STATED TASK -> The records below must be copied in full; omit the images.

EXERCISE MATERIAL ->
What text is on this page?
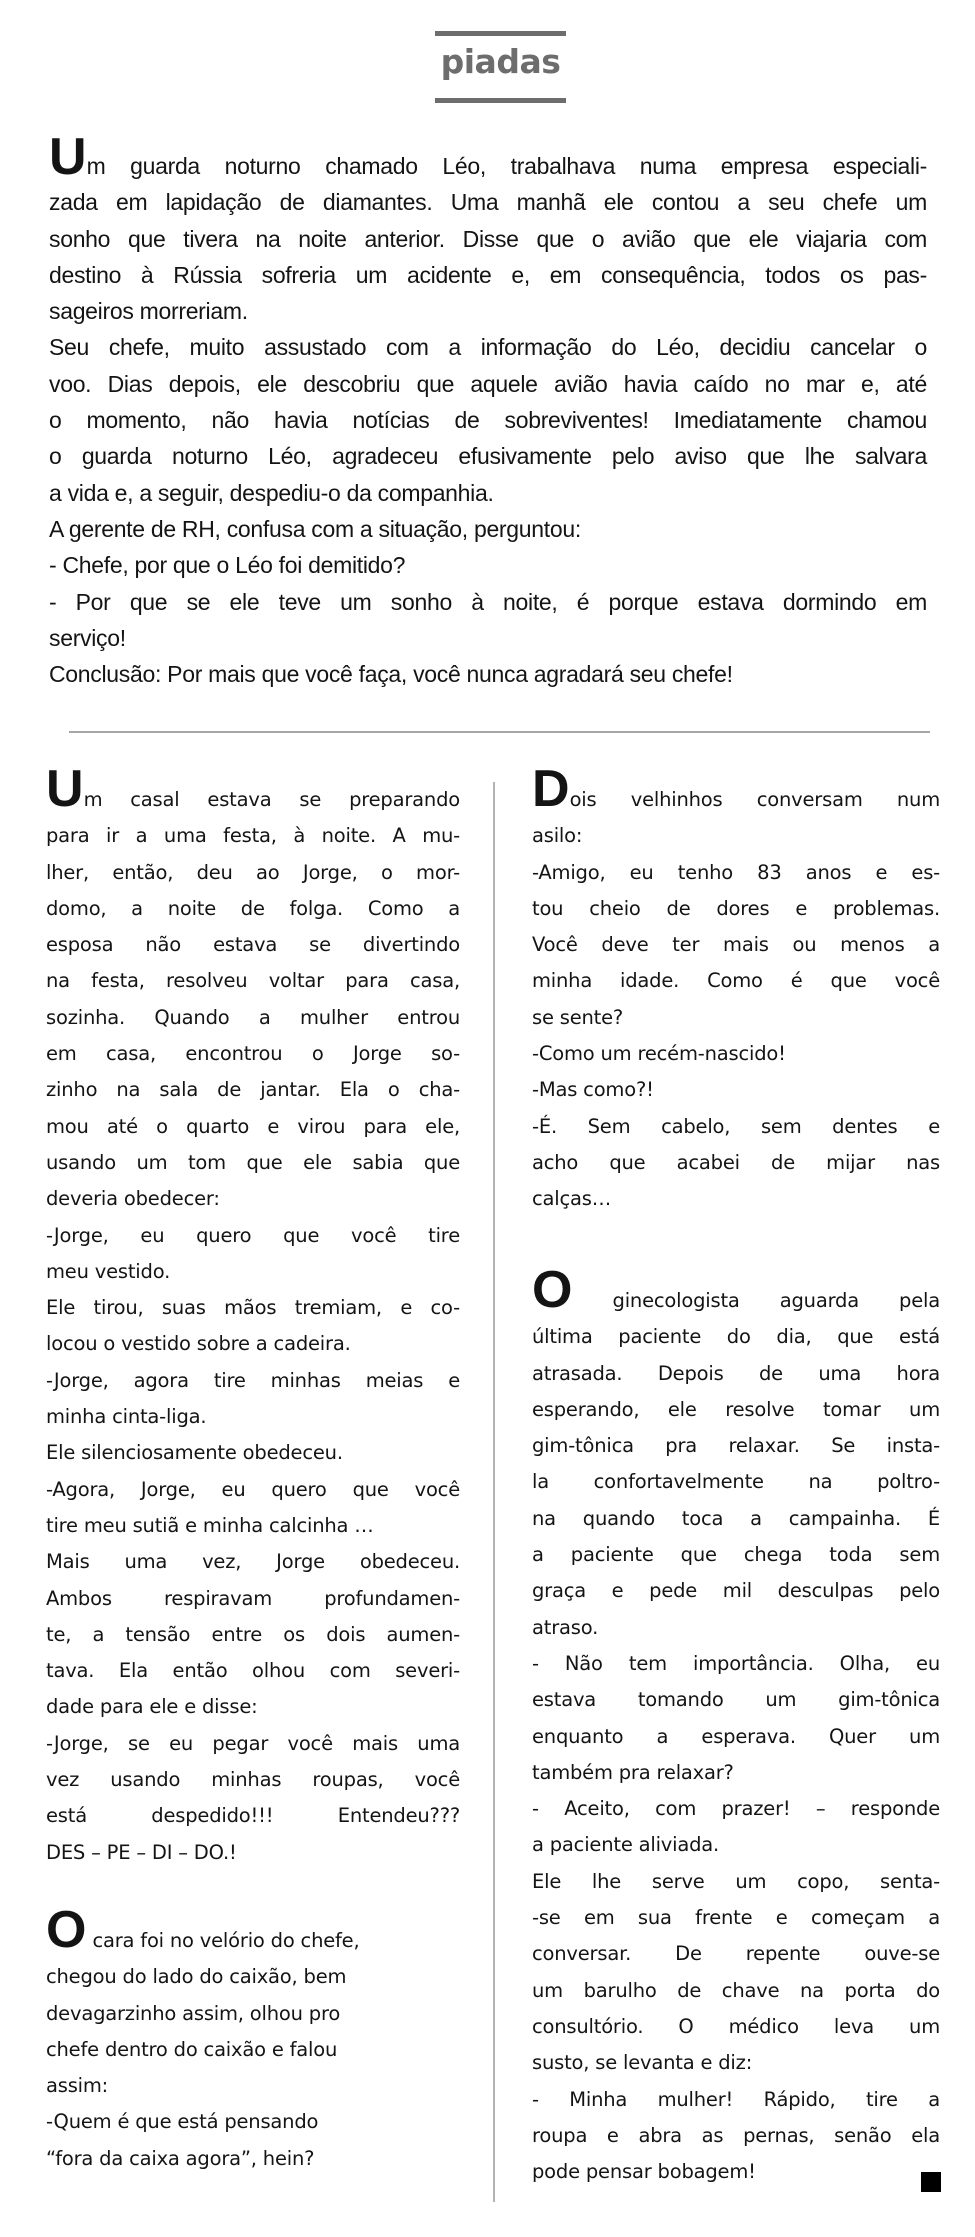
piadas
Um guarda noturno chamado Léo, trabalhava numa empresa especiali-
zada em lapidação de diamantes. Uma manhã ele contou a seu chefe um
sonho que tivera na noite anterior. Disse que o avião que ele viajaria com
destino à Rússia sofreria um acidente e, em consequência, todos os pas-
sageiros morreriam.
Seu chefe, muito assustado com a informação do Léo, decidiu cancelar o
voo. Dias depois, ele descobriu que aquele avião havia caído no mar e, até
o momento, não havia notícias de sobreviventes! Imediatamente chamou
o guarda noturno Léo, agradeceu efusivamente pelo aviso que lhe salvara
a vida e, a seguir, despediu-o da companhia.
A gerente de RH, confusa com a situação, perguntou:
- Chefe, por que o Léo foi demitido?
- Por que se ele teve um sonho à noite, é porque estava dormindo em
serviço!
Conclusão: Por mais que você faça, você nunca agradará seu chefe!
Um casal estava se preparando
para ir a uma festa, à noite. A mu-
lher, então, deu ao Jorge, o mor-
domo, a noite de folga. Como a
esposa não estava se divertindo
na festa, resolveu voltar para casa,
sozinha. Quando a mulher entrou
em casa, encontrou o Jorge so-
zinho na sala de jantar. Ela o cha-
mou até o quarto e virou para ele,
usando um tom que ele sabia que
deveria obedecer:
-Jorge, eu quero que você tire
meu vestido.
Ele tirou, suas mãos tremiam, e co-
locou o vestido sobre a cadeira.
-Jorge, agora tire minhas meias e
minha cinta-liga.
Ele silenciosamente obedeceu.
-Agora, Jorge, eu quero que você
tire meu sutiã e minha calcinha …
Mais uma vez, Jorge obedeceu.
Ambos respiravam profundamen-
te, a tensão entre os dois aumen-
tava. Ela então olhou com severi-
dade para ele e disse:
-Jorge, se eu pegar você mais uma
vez usando minhas roupas, você
está despedido!!! Entendeu???
DES – PE – DI – DO.!
O cara foi no velório do chefe,
chegou do lado do caixão, bem
devagarzinho assim, olhou pro
chefe dentro do caixão e falou
assim:
-Quem é que está pensando
“fora da caixa agora”, hein?
Dois velhinhos conversam num
asilo:
-Amigo, eu tenho 83 anos e es-
tou cheio de dores e problemas.
Você deve ter mais ou menos a
minha idade. Como é que você
se sente?
-Como um recém-nascido!
-Mas como?!
-É. Sem cabelo, sem dentes e
acho que acabei de mijar nas
calças…
O ginecologista aguarda pela
última paciente do dia, que está
atrasada. Depois de uma hora
esperando, ele resolve tomar um
gim-tônica pra relaxar. Se insta-
la confortavelmente na poltro-
na quando toca a campainha. É
a paciente que chega toda sem
graça e pede mil desculpas pelo
atraso.
- Não tem importância. Olha, eu
estava tomando um gim-tônica
enquanto a esperava. Quer um
também pra relaxar?
- Aceito, com prazer! – responde
a paciente aliviada.
Ele lhe serve um copo, senta-
-se em sua frente e começam a
conversar. De repente ouve-se
um barulho de chave na porta do
consultório. O médico leva um
susto, se levanta e diz:
- Minha mulher! Rápido, tire a
roupa e abra as pernas, senão ela
pode pensar bobagem!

EXERCISE RESULT ->
What text is on this page?
piadas
Um guarda noturno chamado Léo, trabalhava numa empresa especiali-
zada em lapidação de diamantes. Uma manhã ele contou a seu chefe um
sonho que tivera na noite anterior. Disse que o avião que ele viajaria com
destino à Rússia sofreria um acidente e, em consequência, todos os pas-
sageiros morreriam.
Seu chefe, muito assustado com a informação do Léo, decidiu cancelar o
voo. Dias depois, ele descobriu que aquele avião havia caído no mar e, até
o momento, não havia notícias de sobreviventes! Imediatamente chamou
o guarda noturno Léo, agradeceu efusivamente pelo aviso que lhe salvara
a vida e, a seguir, despediu-o da companhia.
A gerente de RH, confusa com a situação, perguntou:
- Chefe, por que o Léo foi demitido?
- Por que se ele teve um sonho à noite, é porque estava dormindo em
serviço!
Conclusão: Por mais que você faça, você nunca agradará seu chefe!
Um casal estava se preparando
para ir a uma festa, à noite. A mu-
lher, então, deu ao Jorge, o mor-
domo, a noite de folga. Como a
esposa não estava se divertindo
na festa, resolveu voltar para casa,
sozinha. Quando a mulher entrou
em casa, encontrou o Jorge so-
zinho na sala de jantar. Ela o cha-
mou até o quarto e virou para ele,
usando um tom que ele sabia que
deveria obedecer:
-Jorge, eu quero que você tire
meu vestido.
Ele tirou, suas mãos tremiam, e co-
locou o vestido sobre a cadeira.
-Jorge, agora tire minhas meias e
minha cinta-liga.
Ele silenciosamente obedeceu.
-Agora, Jorge, eu quero que você
tire meu sutiã e minha calcinha …
Mais uma vez, Jorge obedeceu.
Ambos respiravam profundamen-
te, a tensão entre os dois aumen-
tava. Ela então olhou com severi-
dade para ele e disse:
-Jorge, se eu pegar você mais uma
vez usando minhas roupas, você
está despedido!!! Entendeu???
DES – PE – DI – DO.!
O cara foi no velório do chefe,
chegou do lado do caixão, bem
devagarzinho assim, olhou pro
chefe dentro do caixão e falou
assim:
-Quem é que está pensando
“fora da caixa agora”, hein?
Dois velhinhos conversam num
asilo:
-Amigo, eu tenho 83 anos e es-
tou cheio de dores e problemas.
Você deve ter mais ou menos a
minha idade. Como é que você
se sente?
-Como um recém-nascido!
-Mas como?!
-É. Sem cabelo, sem dentes e
acho que acabei de mijar nas
calças…
O ginecologista aguarda pela
última paciente do dia, que está
atrasada. Depois de uma hora
esperando, ele resolve tomar um
gim-tônica pra relaxar. Se insta-
la confortavelmente na poltro-
na quando toca a campainha. É
a paciente que chega toda sem
graça e pede mil desculpas pelo
atraso.
- Não tem importância. Olha, eu
estava tomando um gim-tônica
enquanto a esperava. Quer um
também pra relaxar?
- Aceito, com prazer! – responde
a paciente aliviada.
Ele lhe serve um copo, senta-
-se em sua frente e começam a
conversar. De repente ouve-se
um barulho de chave na porta do
consultório. O médico leva um
susto, se levanta e diz:
- Minha mulher! Rápido, tire a
roupa e abra as pernas, senão ela
pode pensar bobagem!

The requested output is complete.